(Records excerpted from a collection)
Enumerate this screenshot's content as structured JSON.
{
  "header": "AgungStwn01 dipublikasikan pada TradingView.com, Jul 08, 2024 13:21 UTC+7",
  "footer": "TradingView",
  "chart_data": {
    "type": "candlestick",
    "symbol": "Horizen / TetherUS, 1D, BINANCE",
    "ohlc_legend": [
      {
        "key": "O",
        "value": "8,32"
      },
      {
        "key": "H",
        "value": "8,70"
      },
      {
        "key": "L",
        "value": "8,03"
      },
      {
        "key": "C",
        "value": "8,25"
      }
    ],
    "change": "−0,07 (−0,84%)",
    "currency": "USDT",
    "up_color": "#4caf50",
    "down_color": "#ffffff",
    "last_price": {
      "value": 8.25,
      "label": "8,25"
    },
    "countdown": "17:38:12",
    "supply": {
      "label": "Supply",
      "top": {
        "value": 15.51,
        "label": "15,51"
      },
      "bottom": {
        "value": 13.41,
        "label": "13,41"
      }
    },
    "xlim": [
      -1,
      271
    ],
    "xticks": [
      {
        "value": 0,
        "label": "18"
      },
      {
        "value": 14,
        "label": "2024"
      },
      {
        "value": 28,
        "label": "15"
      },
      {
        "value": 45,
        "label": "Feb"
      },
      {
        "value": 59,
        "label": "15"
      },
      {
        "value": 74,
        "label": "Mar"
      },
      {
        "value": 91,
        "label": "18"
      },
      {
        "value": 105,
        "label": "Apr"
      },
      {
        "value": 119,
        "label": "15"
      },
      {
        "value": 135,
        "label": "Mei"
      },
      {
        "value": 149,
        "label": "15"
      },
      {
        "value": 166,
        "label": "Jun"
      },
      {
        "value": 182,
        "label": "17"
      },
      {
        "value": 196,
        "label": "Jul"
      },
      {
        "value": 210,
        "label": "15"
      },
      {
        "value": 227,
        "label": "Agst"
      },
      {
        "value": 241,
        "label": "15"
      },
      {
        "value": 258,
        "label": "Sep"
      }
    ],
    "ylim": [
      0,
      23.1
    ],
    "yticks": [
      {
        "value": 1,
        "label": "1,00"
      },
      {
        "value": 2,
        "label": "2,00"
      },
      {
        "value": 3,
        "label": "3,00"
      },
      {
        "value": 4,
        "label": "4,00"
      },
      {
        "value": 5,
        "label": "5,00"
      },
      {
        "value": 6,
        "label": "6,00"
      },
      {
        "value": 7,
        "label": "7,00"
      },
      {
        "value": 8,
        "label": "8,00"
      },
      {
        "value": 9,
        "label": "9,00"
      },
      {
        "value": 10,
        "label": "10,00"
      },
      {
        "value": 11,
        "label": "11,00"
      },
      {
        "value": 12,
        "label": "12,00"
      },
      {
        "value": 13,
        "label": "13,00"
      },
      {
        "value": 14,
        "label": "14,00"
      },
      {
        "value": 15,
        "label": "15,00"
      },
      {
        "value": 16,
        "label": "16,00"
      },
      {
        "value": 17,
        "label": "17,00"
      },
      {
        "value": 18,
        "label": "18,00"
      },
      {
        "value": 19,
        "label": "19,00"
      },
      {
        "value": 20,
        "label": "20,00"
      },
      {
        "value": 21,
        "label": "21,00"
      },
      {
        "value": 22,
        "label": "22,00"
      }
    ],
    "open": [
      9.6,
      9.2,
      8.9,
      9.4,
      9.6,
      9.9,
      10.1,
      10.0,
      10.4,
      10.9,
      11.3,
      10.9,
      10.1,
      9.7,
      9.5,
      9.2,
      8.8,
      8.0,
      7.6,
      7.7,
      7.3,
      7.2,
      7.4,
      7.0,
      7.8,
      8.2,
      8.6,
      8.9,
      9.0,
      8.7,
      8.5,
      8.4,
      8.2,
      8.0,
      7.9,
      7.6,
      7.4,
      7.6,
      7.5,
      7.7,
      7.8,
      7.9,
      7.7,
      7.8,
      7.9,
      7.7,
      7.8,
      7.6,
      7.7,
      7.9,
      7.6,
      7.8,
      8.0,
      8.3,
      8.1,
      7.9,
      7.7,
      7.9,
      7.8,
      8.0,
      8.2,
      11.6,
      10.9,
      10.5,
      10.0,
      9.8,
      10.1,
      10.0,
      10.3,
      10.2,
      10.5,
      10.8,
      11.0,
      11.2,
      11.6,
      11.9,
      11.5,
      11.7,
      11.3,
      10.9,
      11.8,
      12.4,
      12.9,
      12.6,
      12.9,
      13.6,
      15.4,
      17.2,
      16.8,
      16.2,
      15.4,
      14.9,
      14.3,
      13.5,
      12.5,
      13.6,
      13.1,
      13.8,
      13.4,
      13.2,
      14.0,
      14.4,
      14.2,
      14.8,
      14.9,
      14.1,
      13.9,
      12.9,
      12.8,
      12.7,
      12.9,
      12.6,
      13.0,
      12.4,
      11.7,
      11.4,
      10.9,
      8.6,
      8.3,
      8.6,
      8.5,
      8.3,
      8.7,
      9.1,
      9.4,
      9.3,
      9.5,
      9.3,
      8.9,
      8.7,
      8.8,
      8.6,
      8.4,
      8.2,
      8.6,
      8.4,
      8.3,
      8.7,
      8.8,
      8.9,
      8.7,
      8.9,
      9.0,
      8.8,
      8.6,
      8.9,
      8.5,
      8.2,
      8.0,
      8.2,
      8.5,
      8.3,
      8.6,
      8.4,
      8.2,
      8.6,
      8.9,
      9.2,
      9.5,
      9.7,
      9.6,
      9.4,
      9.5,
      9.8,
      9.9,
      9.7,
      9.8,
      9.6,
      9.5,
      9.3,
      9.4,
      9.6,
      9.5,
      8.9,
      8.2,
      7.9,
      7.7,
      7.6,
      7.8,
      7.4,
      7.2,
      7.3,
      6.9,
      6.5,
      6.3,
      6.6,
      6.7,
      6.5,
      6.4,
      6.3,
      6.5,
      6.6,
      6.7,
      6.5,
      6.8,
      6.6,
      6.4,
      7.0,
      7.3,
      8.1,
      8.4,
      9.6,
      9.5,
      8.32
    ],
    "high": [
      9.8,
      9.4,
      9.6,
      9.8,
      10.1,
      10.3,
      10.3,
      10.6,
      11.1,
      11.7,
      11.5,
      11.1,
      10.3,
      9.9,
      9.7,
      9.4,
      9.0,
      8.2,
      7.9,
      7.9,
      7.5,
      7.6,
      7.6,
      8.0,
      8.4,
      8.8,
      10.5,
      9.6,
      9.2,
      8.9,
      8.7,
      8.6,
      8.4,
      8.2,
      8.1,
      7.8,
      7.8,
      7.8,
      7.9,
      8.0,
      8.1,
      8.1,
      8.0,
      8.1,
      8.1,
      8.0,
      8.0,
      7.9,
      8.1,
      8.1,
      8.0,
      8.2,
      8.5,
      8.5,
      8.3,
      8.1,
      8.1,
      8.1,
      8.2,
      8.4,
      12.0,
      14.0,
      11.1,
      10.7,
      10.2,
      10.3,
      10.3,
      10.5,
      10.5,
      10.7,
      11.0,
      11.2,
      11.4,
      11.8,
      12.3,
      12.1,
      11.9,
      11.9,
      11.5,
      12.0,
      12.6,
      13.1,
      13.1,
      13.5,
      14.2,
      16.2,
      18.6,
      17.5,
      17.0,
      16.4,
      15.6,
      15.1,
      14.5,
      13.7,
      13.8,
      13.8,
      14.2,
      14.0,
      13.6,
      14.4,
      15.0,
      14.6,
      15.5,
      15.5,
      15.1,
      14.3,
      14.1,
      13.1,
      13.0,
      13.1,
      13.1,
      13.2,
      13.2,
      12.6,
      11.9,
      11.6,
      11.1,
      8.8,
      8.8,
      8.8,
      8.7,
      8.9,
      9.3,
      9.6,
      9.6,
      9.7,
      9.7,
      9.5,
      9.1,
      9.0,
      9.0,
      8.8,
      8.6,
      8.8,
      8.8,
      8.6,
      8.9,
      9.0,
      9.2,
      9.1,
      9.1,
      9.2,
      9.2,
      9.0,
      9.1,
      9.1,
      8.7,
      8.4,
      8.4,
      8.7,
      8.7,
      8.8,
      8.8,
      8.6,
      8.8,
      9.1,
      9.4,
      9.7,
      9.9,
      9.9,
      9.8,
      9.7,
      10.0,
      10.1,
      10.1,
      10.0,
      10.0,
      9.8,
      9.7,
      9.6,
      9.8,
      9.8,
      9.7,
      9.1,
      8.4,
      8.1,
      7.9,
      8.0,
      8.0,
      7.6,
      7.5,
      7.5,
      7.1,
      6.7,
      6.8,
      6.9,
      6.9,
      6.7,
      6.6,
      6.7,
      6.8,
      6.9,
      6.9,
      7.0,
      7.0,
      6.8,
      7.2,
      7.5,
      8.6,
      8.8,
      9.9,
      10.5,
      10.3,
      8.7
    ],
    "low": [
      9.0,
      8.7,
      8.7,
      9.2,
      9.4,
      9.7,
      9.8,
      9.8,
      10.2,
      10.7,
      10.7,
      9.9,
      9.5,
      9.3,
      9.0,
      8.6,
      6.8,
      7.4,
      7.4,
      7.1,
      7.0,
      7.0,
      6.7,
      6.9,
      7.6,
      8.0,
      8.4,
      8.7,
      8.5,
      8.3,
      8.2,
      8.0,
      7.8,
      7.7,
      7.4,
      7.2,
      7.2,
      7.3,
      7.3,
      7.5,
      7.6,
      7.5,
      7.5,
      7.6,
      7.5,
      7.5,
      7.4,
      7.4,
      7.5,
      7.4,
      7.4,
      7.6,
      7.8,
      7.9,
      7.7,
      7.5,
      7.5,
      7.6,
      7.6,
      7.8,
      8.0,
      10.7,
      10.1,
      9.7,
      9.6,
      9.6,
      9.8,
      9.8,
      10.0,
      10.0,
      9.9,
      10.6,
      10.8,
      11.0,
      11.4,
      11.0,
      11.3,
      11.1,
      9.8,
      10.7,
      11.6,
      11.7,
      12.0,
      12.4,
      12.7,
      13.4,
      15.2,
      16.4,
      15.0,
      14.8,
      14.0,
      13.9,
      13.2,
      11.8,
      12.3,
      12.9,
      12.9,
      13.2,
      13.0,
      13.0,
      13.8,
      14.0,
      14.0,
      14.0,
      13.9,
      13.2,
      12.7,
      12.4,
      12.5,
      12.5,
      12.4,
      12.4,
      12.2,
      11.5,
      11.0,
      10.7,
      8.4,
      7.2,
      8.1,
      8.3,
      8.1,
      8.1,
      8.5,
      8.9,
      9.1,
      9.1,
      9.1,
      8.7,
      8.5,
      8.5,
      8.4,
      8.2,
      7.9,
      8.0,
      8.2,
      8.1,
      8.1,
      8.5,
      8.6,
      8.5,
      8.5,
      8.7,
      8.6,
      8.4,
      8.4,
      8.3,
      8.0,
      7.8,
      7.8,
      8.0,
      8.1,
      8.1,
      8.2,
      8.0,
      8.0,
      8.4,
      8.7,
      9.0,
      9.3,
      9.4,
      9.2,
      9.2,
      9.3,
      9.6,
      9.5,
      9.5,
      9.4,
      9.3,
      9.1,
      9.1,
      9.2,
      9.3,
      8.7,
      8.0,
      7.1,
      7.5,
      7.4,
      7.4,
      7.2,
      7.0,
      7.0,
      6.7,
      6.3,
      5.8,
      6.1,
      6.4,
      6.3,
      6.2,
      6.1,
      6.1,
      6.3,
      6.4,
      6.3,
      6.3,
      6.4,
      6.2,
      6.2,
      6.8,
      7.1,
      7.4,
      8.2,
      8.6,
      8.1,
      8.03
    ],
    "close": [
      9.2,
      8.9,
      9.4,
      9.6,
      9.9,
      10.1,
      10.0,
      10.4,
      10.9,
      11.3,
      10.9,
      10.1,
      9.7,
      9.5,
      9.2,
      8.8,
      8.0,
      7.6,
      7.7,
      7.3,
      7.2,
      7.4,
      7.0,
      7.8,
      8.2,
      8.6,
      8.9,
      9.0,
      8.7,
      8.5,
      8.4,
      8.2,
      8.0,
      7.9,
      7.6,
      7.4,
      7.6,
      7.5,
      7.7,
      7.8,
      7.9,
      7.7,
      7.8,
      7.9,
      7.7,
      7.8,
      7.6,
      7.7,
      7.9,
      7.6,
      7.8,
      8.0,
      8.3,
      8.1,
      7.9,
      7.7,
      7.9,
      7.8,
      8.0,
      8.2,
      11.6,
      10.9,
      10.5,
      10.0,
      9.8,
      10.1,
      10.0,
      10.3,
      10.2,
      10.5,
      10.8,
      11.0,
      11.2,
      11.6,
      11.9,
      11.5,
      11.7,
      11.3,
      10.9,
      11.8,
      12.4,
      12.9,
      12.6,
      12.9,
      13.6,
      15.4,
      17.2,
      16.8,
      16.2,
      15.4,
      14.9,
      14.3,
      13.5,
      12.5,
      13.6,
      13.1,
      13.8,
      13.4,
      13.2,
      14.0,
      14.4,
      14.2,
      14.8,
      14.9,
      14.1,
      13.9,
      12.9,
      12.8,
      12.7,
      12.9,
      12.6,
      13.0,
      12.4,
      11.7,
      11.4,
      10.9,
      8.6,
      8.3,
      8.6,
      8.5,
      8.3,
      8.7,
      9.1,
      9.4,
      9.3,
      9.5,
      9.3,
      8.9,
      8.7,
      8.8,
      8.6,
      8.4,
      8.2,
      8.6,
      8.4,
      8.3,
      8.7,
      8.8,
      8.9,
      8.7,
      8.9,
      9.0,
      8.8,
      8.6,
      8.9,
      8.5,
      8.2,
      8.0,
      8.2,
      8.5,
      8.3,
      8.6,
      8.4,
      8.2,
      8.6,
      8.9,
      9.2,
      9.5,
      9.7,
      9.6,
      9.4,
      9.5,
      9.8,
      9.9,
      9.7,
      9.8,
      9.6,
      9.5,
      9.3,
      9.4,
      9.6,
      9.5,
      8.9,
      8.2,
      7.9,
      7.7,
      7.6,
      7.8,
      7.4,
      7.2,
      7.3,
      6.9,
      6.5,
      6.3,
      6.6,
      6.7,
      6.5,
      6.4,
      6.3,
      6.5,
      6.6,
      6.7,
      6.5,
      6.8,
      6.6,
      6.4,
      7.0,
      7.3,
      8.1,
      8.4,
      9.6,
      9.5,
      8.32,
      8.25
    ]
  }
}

**INSTRUCTION**
Reply with nothing except the number of lines in the listing above that include "TradingView".

**ANSWER TO THIS EXERCISE**
2